>> start

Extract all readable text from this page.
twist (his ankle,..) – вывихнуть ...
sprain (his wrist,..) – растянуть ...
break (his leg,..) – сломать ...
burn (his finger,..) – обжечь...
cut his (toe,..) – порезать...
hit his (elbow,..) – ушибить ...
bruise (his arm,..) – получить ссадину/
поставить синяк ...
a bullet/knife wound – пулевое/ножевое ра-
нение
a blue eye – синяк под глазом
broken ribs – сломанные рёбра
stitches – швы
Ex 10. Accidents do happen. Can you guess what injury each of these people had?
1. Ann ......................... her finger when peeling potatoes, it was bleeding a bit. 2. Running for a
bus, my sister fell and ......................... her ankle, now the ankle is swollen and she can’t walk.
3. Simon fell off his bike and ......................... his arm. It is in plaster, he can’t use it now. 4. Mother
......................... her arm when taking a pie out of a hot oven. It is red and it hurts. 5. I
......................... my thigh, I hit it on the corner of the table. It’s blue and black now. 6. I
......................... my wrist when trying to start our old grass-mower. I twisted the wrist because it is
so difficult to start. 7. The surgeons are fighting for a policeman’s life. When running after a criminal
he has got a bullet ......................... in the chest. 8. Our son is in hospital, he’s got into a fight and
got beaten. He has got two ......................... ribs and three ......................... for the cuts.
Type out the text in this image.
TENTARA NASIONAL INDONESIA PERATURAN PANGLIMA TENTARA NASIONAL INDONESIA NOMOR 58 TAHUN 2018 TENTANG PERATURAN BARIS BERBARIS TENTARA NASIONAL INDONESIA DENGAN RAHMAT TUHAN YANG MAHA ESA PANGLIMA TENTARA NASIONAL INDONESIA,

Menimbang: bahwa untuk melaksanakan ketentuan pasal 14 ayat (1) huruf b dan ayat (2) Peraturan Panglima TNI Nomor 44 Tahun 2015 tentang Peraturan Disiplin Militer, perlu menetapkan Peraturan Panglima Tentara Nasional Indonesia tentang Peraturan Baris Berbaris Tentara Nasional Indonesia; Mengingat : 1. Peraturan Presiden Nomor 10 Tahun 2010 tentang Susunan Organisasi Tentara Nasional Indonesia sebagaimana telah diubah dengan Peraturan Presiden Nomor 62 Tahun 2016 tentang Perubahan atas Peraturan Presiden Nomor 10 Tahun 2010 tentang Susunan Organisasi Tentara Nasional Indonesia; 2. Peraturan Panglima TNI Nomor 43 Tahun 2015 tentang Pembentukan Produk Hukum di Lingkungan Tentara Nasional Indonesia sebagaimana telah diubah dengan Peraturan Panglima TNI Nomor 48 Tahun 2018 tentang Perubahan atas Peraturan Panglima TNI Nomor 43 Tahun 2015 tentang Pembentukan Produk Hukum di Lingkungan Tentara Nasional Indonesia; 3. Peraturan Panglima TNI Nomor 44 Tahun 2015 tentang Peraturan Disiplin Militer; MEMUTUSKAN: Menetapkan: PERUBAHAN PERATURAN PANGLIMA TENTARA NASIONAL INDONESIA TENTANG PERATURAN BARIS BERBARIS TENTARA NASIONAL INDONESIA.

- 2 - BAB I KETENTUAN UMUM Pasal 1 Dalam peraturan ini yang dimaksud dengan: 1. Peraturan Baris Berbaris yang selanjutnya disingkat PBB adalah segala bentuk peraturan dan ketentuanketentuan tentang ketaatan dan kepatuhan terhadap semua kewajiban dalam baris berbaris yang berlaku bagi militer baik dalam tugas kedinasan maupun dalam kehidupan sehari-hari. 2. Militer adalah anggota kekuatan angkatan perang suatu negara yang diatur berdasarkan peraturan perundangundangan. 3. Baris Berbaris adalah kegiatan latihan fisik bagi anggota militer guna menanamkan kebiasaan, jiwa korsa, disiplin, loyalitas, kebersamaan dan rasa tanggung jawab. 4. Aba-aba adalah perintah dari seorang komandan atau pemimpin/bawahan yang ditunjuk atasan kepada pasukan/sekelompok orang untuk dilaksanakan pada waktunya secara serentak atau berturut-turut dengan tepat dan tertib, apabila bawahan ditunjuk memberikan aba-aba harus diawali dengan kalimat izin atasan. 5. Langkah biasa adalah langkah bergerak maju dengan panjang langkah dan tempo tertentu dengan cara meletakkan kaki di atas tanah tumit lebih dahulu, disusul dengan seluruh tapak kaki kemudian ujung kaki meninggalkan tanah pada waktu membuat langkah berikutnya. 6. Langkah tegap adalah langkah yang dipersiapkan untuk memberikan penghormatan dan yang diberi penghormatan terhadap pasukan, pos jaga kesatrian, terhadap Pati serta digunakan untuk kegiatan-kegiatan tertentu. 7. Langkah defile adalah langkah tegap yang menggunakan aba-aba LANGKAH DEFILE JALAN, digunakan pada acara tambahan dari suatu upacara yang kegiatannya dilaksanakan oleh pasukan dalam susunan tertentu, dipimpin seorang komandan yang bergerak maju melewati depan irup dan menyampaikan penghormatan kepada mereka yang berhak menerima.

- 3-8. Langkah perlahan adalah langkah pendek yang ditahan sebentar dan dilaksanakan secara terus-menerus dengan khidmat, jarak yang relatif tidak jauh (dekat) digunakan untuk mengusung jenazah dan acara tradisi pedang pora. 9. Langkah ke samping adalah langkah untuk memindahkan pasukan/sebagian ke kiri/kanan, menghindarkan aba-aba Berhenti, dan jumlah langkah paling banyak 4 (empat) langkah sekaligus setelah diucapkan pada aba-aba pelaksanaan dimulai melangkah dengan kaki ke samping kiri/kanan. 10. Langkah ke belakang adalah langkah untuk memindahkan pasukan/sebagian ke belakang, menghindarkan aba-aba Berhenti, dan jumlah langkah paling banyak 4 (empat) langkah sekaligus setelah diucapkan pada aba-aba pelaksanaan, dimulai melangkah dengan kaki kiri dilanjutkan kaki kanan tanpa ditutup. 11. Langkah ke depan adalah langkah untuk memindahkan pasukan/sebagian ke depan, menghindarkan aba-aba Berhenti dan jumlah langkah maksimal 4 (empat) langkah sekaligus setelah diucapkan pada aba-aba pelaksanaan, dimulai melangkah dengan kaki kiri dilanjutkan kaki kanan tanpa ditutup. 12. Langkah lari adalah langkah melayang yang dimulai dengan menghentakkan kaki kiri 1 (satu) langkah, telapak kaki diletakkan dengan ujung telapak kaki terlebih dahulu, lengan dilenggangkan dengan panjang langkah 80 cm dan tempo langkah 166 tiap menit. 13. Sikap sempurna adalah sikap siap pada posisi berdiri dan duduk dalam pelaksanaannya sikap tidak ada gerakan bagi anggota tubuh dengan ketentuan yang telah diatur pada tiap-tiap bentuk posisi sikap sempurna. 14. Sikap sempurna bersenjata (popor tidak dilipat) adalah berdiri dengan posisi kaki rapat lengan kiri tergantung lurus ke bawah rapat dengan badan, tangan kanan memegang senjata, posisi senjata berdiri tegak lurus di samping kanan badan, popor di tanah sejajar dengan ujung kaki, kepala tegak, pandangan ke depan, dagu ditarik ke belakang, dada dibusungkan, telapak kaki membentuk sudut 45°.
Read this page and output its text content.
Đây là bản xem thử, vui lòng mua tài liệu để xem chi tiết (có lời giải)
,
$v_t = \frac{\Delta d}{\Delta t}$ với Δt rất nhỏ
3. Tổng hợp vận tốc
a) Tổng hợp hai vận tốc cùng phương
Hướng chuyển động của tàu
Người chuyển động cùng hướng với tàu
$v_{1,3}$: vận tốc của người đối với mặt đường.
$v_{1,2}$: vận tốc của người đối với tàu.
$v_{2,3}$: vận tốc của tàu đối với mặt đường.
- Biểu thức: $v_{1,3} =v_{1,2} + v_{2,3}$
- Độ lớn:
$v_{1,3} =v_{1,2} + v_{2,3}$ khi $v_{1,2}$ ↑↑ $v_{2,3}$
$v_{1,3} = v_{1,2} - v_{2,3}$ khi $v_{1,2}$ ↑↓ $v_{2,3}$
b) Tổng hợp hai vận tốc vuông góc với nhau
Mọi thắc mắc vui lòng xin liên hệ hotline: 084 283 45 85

>> end

■ What you have to do:
Retype, exactly and only, the lines running from the one with "Read this page and output its text content." through the final line of the listing above.

■ The solution:
Read this page and output its text content.
Đây là bản xem thử, vui lòng mua tài liệu để xem chi tiết (có lời giải)
,
$v_t = \frac{\Delta d}{\Delta t}$ với Δt rất nhỏ
3. Tổng hợp vận tốc
a) Tổng hợp hai vận tốc cùng phương
Hướng chuyển động của tàu
Người chuyển động cùng hướng với tàu
$v_{1,3}$: vận tốc của người đối với mặt đường.
$v_{1,2}$: vận tốc của người đối với tàu.
$v_{2,3}$: vận tốc của tàu đối với mặt đường.
- Biểu thức: $v_{1,3} =v_{1,2} + v_{2,3}$
- Độ lớn:
$v_{1,3} =v_{1,2} + v_{2,3}$ khi $v_{1,2}$ ↑↑ $v_{2,3}$
$v_{1,3} = v_{1,2} - v_{2,3}$ khi $v_{1,2}$ ↑↓ $v_{2,3}$
b) Tổng hợp hai vận tốc vuông góc với nhau
Mọi thắc mắc vui lòng xin liên hệ hotline: 084 283 45 85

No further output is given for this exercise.